Task inputs:
-.-.-
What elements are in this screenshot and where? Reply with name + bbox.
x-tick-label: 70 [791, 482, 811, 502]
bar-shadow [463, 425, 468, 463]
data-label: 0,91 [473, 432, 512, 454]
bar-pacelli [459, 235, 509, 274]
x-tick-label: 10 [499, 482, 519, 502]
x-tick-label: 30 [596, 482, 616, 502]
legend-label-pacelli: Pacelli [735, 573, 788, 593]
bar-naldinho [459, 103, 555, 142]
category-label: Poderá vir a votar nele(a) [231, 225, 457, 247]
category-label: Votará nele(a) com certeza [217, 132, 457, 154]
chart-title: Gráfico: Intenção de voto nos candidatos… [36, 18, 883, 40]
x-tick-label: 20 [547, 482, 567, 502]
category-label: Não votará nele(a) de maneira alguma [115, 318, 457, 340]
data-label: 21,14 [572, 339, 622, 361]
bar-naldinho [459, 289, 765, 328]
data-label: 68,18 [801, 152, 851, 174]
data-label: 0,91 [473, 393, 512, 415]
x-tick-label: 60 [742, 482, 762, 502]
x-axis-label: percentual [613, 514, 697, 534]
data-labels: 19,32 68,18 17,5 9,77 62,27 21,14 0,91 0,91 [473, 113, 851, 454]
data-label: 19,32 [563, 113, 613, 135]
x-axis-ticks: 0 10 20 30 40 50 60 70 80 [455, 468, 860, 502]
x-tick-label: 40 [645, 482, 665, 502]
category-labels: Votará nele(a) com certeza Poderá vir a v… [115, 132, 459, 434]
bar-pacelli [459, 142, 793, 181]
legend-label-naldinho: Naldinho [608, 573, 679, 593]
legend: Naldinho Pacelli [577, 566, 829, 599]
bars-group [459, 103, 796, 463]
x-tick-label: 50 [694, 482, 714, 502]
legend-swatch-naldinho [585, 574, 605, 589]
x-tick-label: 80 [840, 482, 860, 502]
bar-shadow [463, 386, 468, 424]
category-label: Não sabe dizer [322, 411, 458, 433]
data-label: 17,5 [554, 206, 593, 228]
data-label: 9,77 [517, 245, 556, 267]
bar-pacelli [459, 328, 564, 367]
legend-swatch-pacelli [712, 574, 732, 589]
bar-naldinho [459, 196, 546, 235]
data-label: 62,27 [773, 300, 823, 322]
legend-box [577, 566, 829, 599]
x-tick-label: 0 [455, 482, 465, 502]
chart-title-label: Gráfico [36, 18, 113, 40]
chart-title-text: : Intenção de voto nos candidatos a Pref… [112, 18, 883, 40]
-.-.-
To be done:
Reproduce all of the rows above verbatim, character for character and in their original order.

Response to the exercise:
What elements are in this screenshot and where? Reply with name + bbox.
x-tick-label: 70 [791, 482, 811, 502]
bar-shadow [463, 425, 468, 463]
data-label: 0,91 [473, 432, 512, 454]
bar-pacelli [459, 235, 509, 274]
x-tick-label: 10 [499, 482, 519, 502]
x-tick-label: 30 [596, 482, 616, 502]
legend-label-pacelli: Pacelli [735, 573, 788, 593]
bar-naldinho [459, 103, 555, 142]
category-label: Poderá vir a votar nele(a) [231, 225, 457, 247]
category-label: Votará nele(a) com certeza [217, 132, 457, 154]
chart-title: Gráfico: Intenção de voto nos candidatos… [36, 18, 883, 40]
x-tick-label: 20 [547, 482, 567, 502]
category-label: Não votará nele(a) de maneira alguma [115, 318, 457, 340]
data-label: 21,14 [572, 339, 622, 361]
bar-naldinho [459, 289, 765, 328]
data-label: 68,18 [801, 152, 851, 174]
data-label: 0,91 [473, 393, 512, 415]
x-tick-label: 60 [742, 482, 762, 502]
x-axis-label: percentual [613, 514, 697, 534]
data-labels: 19,32 68,18 17,5 9,77 62,27 21,14 0,91 0,91 [473, 113, 851, 454]
data-label: 19,32 [563, 113, 613, 135]
x-axis-ticks: 0 10 20 30 40 50 60 70 80 [455, 468, 860, 502]
x-tick-label: 40 [645, 482, 665, 502]
category-labels: Votará nele(a) com certeza Poderá vir a v… [115, 132, 459, 434]
bar-pacelli [459, 142, 793, 181]
legend-label-naldinho: Naldinho [608, 573, 679, 593]
legend: Naldinho Pacelli [577, 566, 829, 599]
bars-group [459, 103, 796, 463]
x-tick-label: 50 [694, 482, 714, 502]
legend-swatch-naldinho [585, 574, 605, 589]
x-tick-label: 80 [840, 482, 860, 502]
bar-shadow [463, 386, 468, 424]
category-label: Não sabe dizer [322, 411, 458, 433]
data-label: 17,5 [554, 206, 593, 228]
data-label: 9,77 [517, 245, 556, 267]
bar-pacelli [459, 328, 564, 367]
legend-swatch-pacelli [712, 574, 732, 589]
bar-naldinho [459, 196, 546, 235]
data-label: 62,27 [773, 300, 823, 322]
legend-box [577, 566, 829, 599]
x-tick-label: 0 [455, 482, 465, 502]
chart-title-label: Gráfico [36, 18, 113, 40]
chart-title-text: : Intenção de voto nos candidatos a Pref… [112, 18, 883, 40]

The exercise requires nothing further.